The records below must be written out exactly, with every picture left behind.

****************************************

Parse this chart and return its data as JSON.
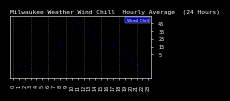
{
  "title": "Milwaukee Weather Wind Chill  Hourly Average  (24 Hours)",
  "hours": [
    0,
    1,
    2,
    3,
    4,
    5,
    6,
    7,
    8,
    9,
    10,
    11,
    12,
    13,
    14,
    15,
    16,
    17,
    18,
    19,
    20,
    21,
    22,
    23
  ],
  "wind_chill": [
    -5,
    -8,
    -10,
    -12,
    -14,
    -13,
    -10,
    5,
    18,
    28,
    38,
    45,
    42,
    35,
    28,
    22,
    18,
    14,
    10,
    5,
    -2,
    -8,
    -15,
    -20
  ],
  "dot_color": "#0000FF",
  "bg_color": "#000000",
  "plot_bg": "#000000",
  "text_color": "#ffffff",
  "grid_color": "#555555",
  "ylim": [
    -25,
    55
  ],
  "yticks": [
    5,
    15,
    25,
    35,
    45
  ],
  "ytick_labels": [
    "5",
    "15",
    "25",
    "35",
    "45"
  ],
  "legend_bg": "#0000cc",
  "legend_label": "Wind Chill",
  "title_fontsize": 4.5,
  "tick_fontsize": 3.5,
  "grid_hours": [
    0,
    3,
    6,
    9,
    12,
    15,
    18,
    21
  ]
}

****************************************

Task result:
Parse this chart and return its data as JSON.
{
  "title": "Milwaukee Weather Wind Chill  Hourly Average  (24 Hours)",
  "hours": [
    0,
    1,
    2,
    3,
    4,
    5,
    6,
    7,
    8,
    9,
    10,
    11,
    12,
    13,
    14,
    15,
    16,
    17,
    18,
    19,
    20,
    21,
    22,
    23
  ],
  "wind_chill": [
    -5,
    -8,
    -10,
    -12,
    -14,
    -13,
    -10,
    5,
    18,
    28,
    38,
    45,
    42,
    35,
    28,
    22,
    18,
    14,
    10,
    5,
    -2,
    -8,
    -15,
    -20
  ],
  "dot_color": "#0000FF",
  "bg_color": "#000000",
  "plot_bg": "#000000",
  "text_color": "#ffffff",
  "grid_color": "#555555",
  "ylim": [
    -25,
    55
  ],
  "yticks": [
    5,
    15,
    25,
    35,
    45
  ],
  "ytick_labels": [
    "5",
    "15",
    "25",
    "35",
    "45"
  ],
  "legend_bg": "#0000cc",
  "legend_label": "Wind Chill",
  "title_fontsize": 4.5,
  "tick_fontsize": 3.5,
  "grid_hours": [
    0,
    3,
    6,
    9,
    12,
    15,
    18,
    21
  ]
}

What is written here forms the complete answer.